> Requirement
Quote the records that follow in full and exactly; leave out the pictures.

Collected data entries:
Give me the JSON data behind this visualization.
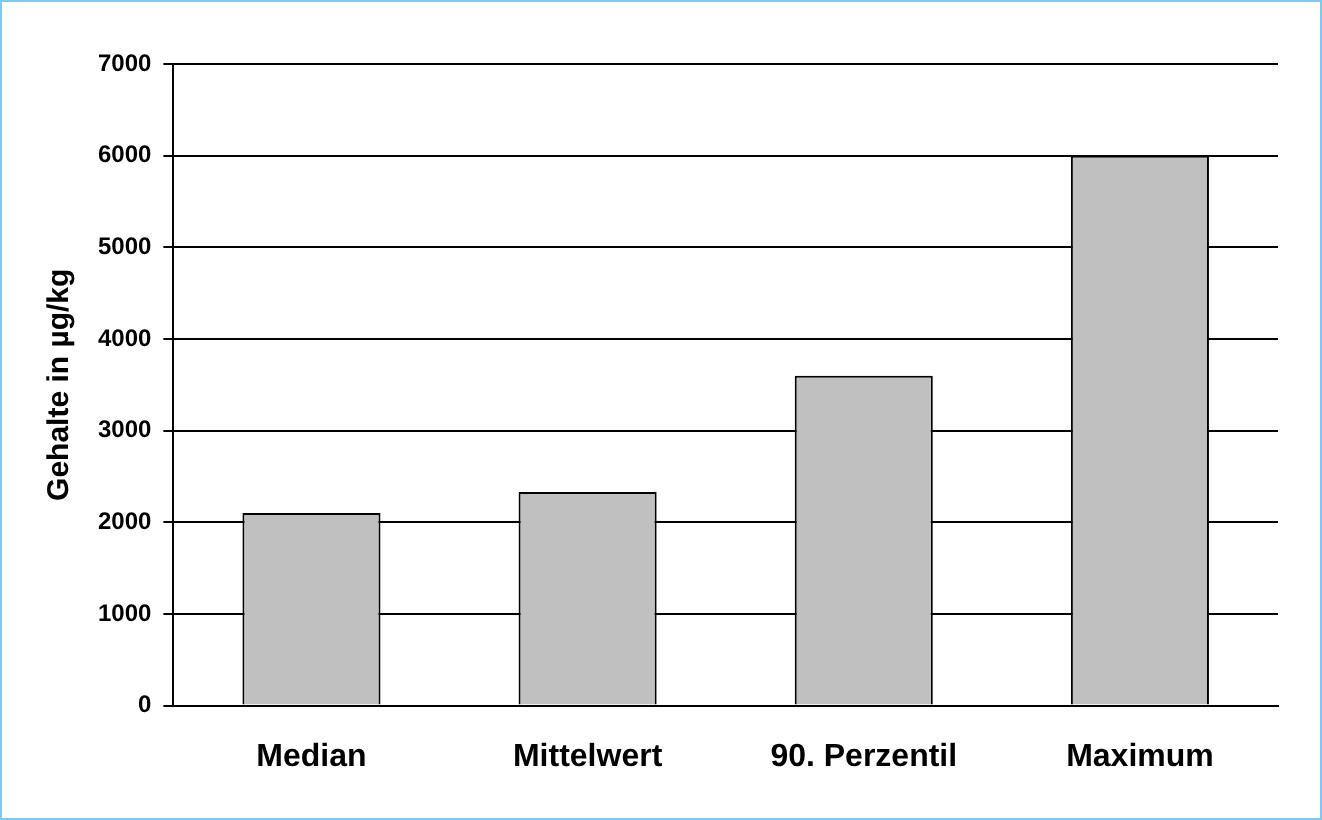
{
  "chart_data": {
    "type": "bar",
    "ylabel": "Gehalte in µg/kg",
    "categories": [
      "Median",
      "Mittelwert",
      "90. Perzentil",
      "Maximum"
    ],
    "values": [
      2100,
      2330,
      3600,
      6000
    ],
    "color": "#c0c0c0",
    "ylim": [
      0,
      7000
    ],
    "yticks": [
      0,
      1000,
      2000,
      3000,
      4000,
      5000,
      6000,
      7000
    ],
    "grid": "y",
    "legend": false
  }
}
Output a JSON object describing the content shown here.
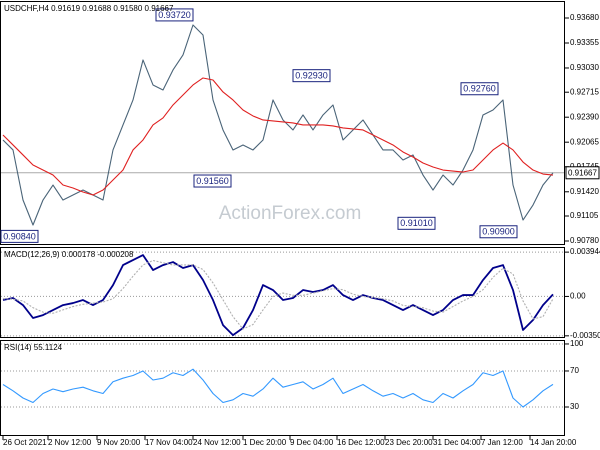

> Exercise response
Give me the JSON data behind this visualization.
{
  "chart_data": {
    "type": "bar",
    "ylabel": "Gehalte in µg/kg",
    "categories": [
      "Median",
      "Mittelwert",
      "90. Perzentil",
      "Maximum"
    ],
    "values": [
      2100,
      2330,
      3600,
      6000
    ],
    "color": "#c0c0c0",
    "ylim": [
      0,
      7000
    ],
    "yticks": [
      0,
      1000,
      2000,
      3000,
      4000,
      5000,
      6000,
      7000
    ],
    "grid": "y",
    "legend": false
  }
}
Output a JSON object describing the content shown here.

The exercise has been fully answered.